## Exercise instructions
Make an exact copy of the entries below.

Extracted data entries:
==========
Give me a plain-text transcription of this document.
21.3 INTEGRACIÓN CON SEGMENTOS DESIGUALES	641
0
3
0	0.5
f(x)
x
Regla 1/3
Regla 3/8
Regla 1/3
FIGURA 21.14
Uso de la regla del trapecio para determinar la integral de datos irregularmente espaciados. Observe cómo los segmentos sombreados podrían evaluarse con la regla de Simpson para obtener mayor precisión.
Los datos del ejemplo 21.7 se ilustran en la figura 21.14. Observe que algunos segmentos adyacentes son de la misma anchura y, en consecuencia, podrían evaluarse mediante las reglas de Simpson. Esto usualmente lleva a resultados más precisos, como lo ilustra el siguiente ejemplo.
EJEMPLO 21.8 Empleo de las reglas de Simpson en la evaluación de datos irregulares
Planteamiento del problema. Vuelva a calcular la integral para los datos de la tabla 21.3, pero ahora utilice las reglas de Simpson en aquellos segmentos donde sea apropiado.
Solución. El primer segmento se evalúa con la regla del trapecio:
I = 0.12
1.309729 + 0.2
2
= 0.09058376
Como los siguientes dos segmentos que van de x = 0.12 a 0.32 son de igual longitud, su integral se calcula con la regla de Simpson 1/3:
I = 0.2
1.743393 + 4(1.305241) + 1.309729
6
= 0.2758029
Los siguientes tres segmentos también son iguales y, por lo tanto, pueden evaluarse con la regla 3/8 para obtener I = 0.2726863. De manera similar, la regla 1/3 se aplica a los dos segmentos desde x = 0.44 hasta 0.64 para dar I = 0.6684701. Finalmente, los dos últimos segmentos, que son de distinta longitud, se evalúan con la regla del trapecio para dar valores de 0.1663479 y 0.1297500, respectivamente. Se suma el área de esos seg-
==========
## Exercise output
Give me a plain-text transcription of this document.
21.3 INTEGRACIÓN CON SEGMENTOS DESIGUALES	641
0
3
0	0.5
f(x)
x
Regla 1/3
Regla 3/8
Regla 1/3
FIGURA 21.14
Uso de la regla del trapecio para determinar la integral de datos irregularmente espaciados. Observe cómo los segmentos sombreados podrían evaluarse con la regla de Simpson para obtener mayor precisión.
Los datos del ejemplo 21.7 se ilustran en la figura 21.14. Observe que algunos segmentos adyacentes son de la misma anchura y, en consecuencia, podrían evaluarse mediante las reglas de Simpson. Esto usualmente lleva a resultados más precisos, como lo ilustra el siguiente ejemplo.
EJEMPLO 21.8 Empleo de las reglas de Simpson en la evaluación de datos irregulares
Planteamiento del problema. Vuelva a calcular la integral para los datos de la tabla 21.3, pero ahora utilice las reglas de Simpson en aquellos segmentos donde sea apropiado.
Solución. El primer segmento se evalúa con la regla del trapecio:
I = 0.12
1.309729 + 0.2
2
= 0.09058376
Como los siguientes dos segmentos que van de x = 0.12 a 0.32 son de igual longitud, su integral se calcula con la regla de Simpson 1/3:
I = 0.2
1.743393 + 4(1.305241) + 1.309729
6
= 0.2758029
Los siguientes tres segmentos también son iguales y, por lo tanto, pueden evaluarse con la regla 3/8 para obtener I = 0.2726863. De manera similar, la regla 1/3 se aplica a los dos segmentos desde x = 0.44 hasta 0.64 para dar I = 0.6684701. Finalmente, los dos últimos segmentos, que son de distinta longitud, se evalúan con la regla del trapecio para dar valores de 0.1663479 y 0.1297500, respectivamente. Se suma el área de esos seg-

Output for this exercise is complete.